Task requirements >> Transcribe all of the material exactly, except for its pictures.

Task inputs >>
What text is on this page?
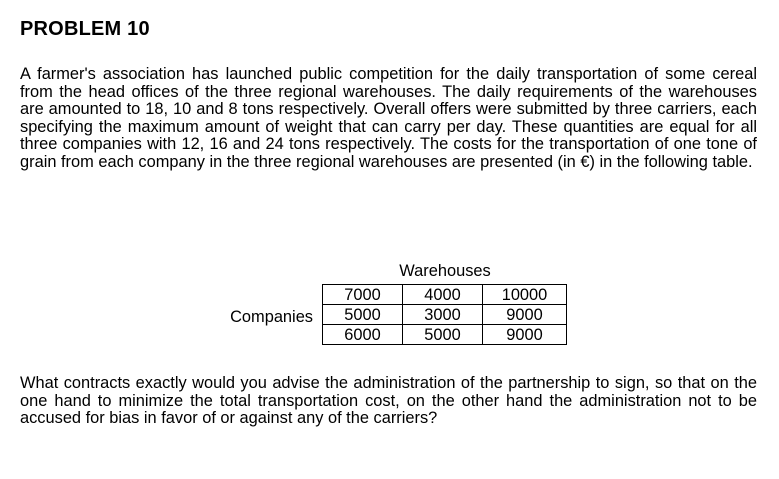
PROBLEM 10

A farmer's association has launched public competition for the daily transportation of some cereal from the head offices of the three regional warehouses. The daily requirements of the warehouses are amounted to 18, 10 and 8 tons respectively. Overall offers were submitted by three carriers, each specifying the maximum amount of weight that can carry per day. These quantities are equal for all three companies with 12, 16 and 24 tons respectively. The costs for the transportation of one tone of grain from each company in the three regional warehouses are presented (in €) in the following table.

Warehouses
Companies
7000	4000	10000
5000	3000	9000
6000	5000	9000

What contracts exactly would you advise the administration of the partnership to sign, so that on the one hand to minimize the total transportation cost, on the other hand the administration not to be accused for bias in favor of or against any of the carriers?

Response to this task >>
What text is on this page?
PROBLEM 10

A farmer's association has launched public competition for the daily transportation of some cereal from the head offices of the three regional warehouses. The daily requirements of the warehouses are amounted to 18, 10 and 8 tons respectively. Overall offers were submitted by three carriers, each specifying the maximum amount of weight that can carry per day. These quantities are equal for all three companies with 12, 16 and 24 tons respectively. The costs for the transportation of one tone of grain from each company in the three regional warehouses are presented (in €) in the following table.

Warehouses
Companies
7000	4000	10000
5000	3000	9000
6000	5000	9000

What contracts exactly would you advise the administration of the partnership to sign, so that on the one hand to minimize the total transportation cost, on the other hand the administration not to be accused for bias in favor of or against any of the carriers?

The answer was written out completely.